>> start Task data

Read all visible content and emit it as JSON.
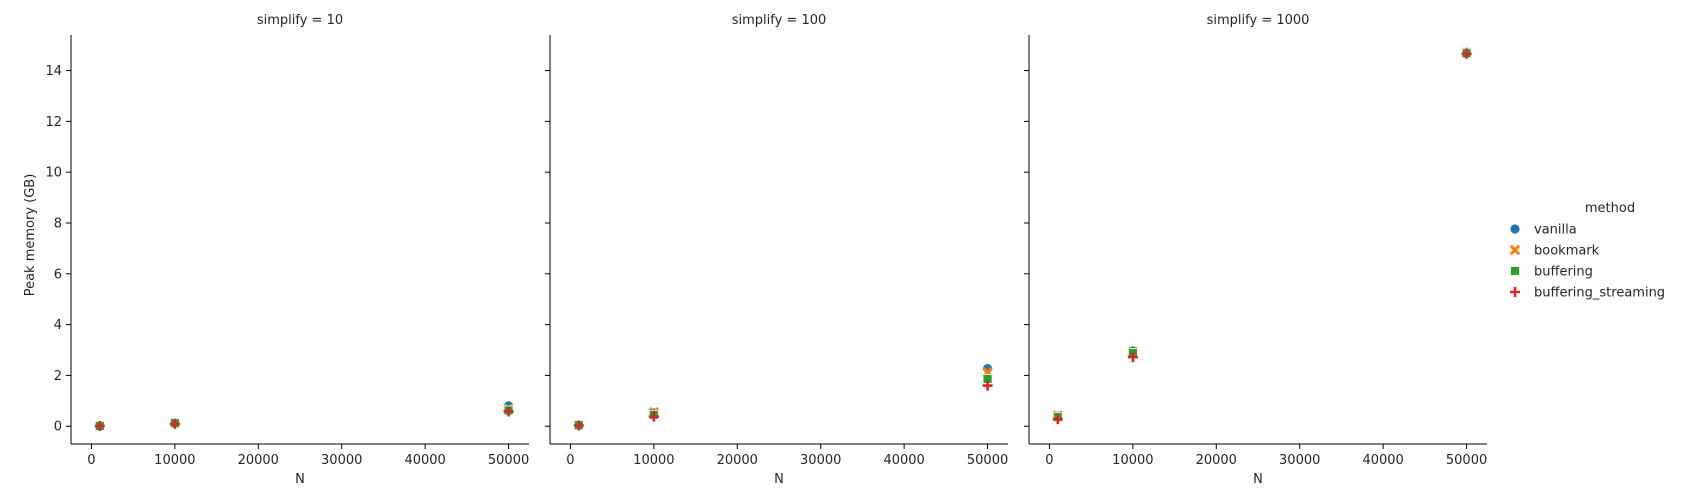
{
  "chart_data": {
    "type": "scatter",
    "facet_label": "simplify",
    "xlabel": "N",
    "ylabel": "Peak memory (GB)",
    "ylim": [
      -0.7,
      15.4
    ],
    "xlim": [
      -2450,
      52450
    ],
    "y_ticks": [
      0,
      2,
      4,
      6,
      8,
      10,
      12,
      14
    ],
    "x_ticks": [
      0,
      10000,
      20000,
      30000,
      40000,
      50000
    ],
    "shared_y": true,
    "grid": false,
    "legend": {
      "title": "method",
      "position": "right",
      "entries": [
        {
          "label": "vanilla",
          "color": "#1f77b4",
          "marker": "circle"
        },
        {
          "label": "bookmark",
          "color": "#ff7f0e",
          "marker": "x"
        },
        {
          "label": "buffering",
          "color": "#2ca02c",
          "marker": "square"
        },
        {
          "label": "buffering_streaming",
          "color": "#d62728",
          "marker": "plus"
        }
      ]
    },
    "panels": [
      {
        "title": "simplify = 10",
        "series": [
          {
            "name": "vanilla",
            "x": [
              1000,
              10000,
              50000
            ],
            "y": [
              0.02,
              0.14,
              0.8
            ]
          },
          {
            "name": "bookmark",
            "x": [
              1000,
              10000,
              50000
            ],
            "y": [
              0.02,
              0.13,
              0.68
            ]
          },
          {
            "name": "buffering",
            "x": [
              1000,
              10000,
              50000
            ],
            "y": [
              0.01,
              0.12,
              0.62
            ]
          },
          {
            "name": "buffering_streaming",
            "x": [
              1000,
              10000,
              50000
            ],
            "y": [
              0.01,
              0.09,
              0.58
            ]
          }
        ]
      },
      {
        "title": "simplify = 100",
        "series": [
          {
            "name": "vanilla",
            "x": [
              1000,
              10000,
              50000
            ],
            "y": [
              0.05,
              0.52,
              2.27
            ]
          },
          {
            "name": "bookmark",
            "x": [
              1000,
              10000,
              50000
            ],
            "y": [
              0.05,
              0.55,
              2.12
            ]
          },
          {
            "name": "buffering",
            "x": [
              1000,
              10000,
              50000
            ],
            "y": [
              0.04,
              0.45,
              1.86
            ]
          },
          {
            "name": "buffering_streaming",
            "x": [
              1000,
              10000,
              50000
            ],
            "y": [
              0.03,
              0.38,
              1.6
            ]
          }
        ]
      },
      {
        "title": "simplify = 1000",
        "series": [
          {
            "name": "vanilla",
            "x": [
              1000,
              10000,
              50000
            ],
            "y": [
              0.4,
              2.96,
              14.72
            ]
          },
          {
            "name": "bookmark",
            "x": [
              1000,
              10000,
              50000
            ],
            "y": [
              0.42,
              2.93,
              14.7
            ]
          },
          {
            "name": "buffering",
            "x": [
              1000,
              10000,
              50000
            ],
            "y": [
              0.36,
              2.88,
              14.68
            ]
          },
          {
            "name": "buffering_streaming",
            "x": [
              1000,
              10000,
              50000
            ],
            "y": [
              0.28,
              2.72,
              14.66
            ]
          }
        ]
      }
    ]
  }
}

>> end Task data

__Objective__
Search the entries for "title" and copy out each line that has it.

__Solution for this exercise__
      "title": "method",
        "title": "simplify = 10",
        "title": "simplify = 100",
        "title": "simplify = 1000",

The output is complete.